- **SOURCE DOCUMENT**:
+ + + + + + +
Crude prices have surged past $100 a barrel, feeding directly into inflation across major economies. For Asia, which imports nearly 60% of its crude and petrochemical feedstocks from the Middle East, the impact is immediate. Refiners are cutting runs, petrochemical plants are scaling back operations, and some countries have moved to conserve domestic fuel supplies.
But the ripple effects are now being felt in Europe and North America as well. Higher energy costs are pushing up transportation, manufacturing, and food prices, reinforcing inflation at a time when central banks had been hoping to ease monetary policy. That shift is already altering expectations for interest rates, tightening financial conditions, and weighing on investment.
Balakrishnan did not mince words about the scale of the disruption. The conflict, he said, has left “the entire global economy” effectively exposed to a single geopolitical flashpoint.
The risk is not just the immediate loss of supply, but the potential for lasting damage. Donald Trump has threatened strikes on Iranian energy infrastructure, while Tehran has warned of retaliatory attacks across the Gulf.
“If indeed you get tit-for-tat destruction of energy infrastructure, then you’re dealing not only with an immediate blockage of the straits, but scarring of energy infrastructure from the Middle East,” Balakrishnan said.
That would extend the disruption well beyond the current crisis window, locking in higher prices and constraining supply for months, if not years.
Such a scenario would deepen what is already shaping into a difficult macroeconomic environment. Growth is slowing as energy costs rise, while inflation remains elevated. That combination limits the ability of policymakers to respond. Cutting rates risks fueling inflation further, while tightening policy to control prices could push economies closer to recession.
The concern is that what began as a regional conflict is now transmitting through the global economy via energy, trade, and financial channels.
Shipping costs are rising as insurers reprice risk in the Gulf. Supply chains are being rerouted, adding delays and costs. Energy-intensive industries, from chemicals to heavy manufacturing, are adjusting output. Each of these shifts adds friction to an already strained global system.
+ + + + + + +
- **DATA LINES**:
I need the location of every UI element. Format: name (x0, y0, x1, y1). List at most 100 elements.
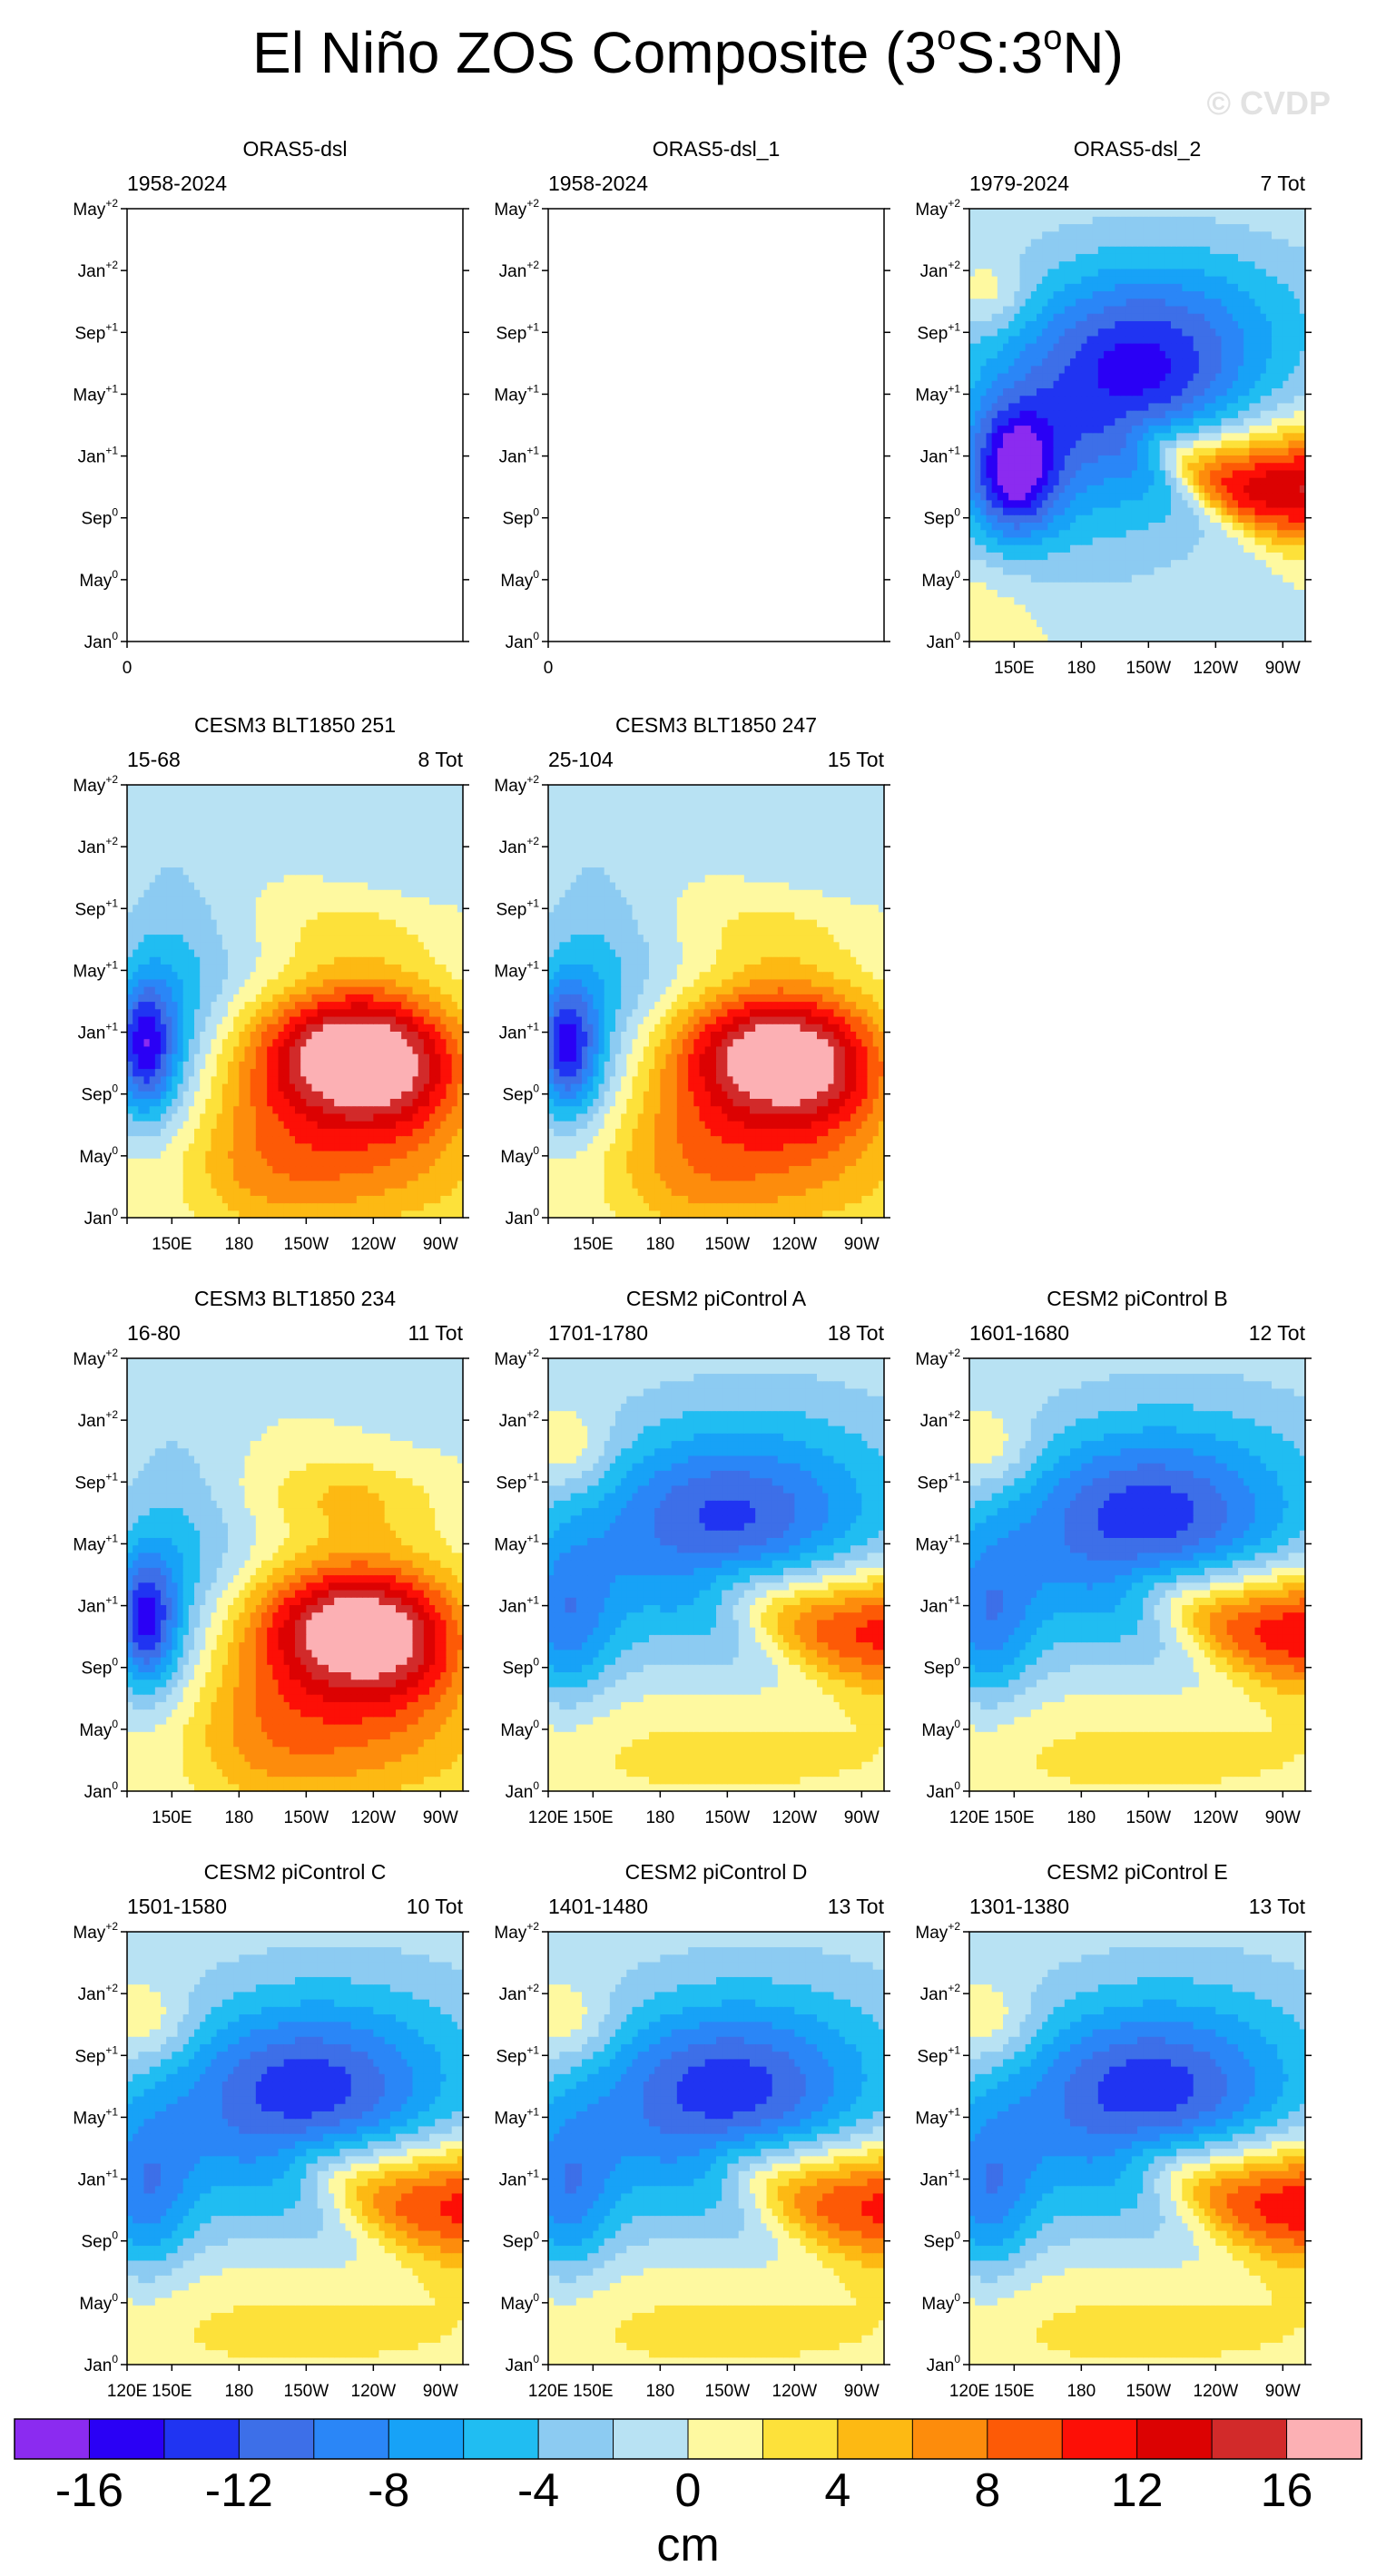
+ + + + + + +
- **ACTIONS TO TAKE**:
**1.** According to the passage on oil prices, what share of its crude and petrochemical feedstocks does Asia import from the Middle East?
**2.** Rewrite the passage on oil prices, starting with "Such a scenario" and going on through "closer to recession.", with "policymakers" changed to "central banks".

- **SOLUTIONS TO THE PROBLEMS**:
**1.** Nearly 60%.

**2.**
Such a scenario would deepen what is already shaping into a difficult macroeconomic environment. Growth is slowing as energy costs rise, while inflation remains elevated. That combination limits the ability of central banks to respond. Cutting rates risks fueling inflation further, while tightening policy to control prices could push economies closer to recession.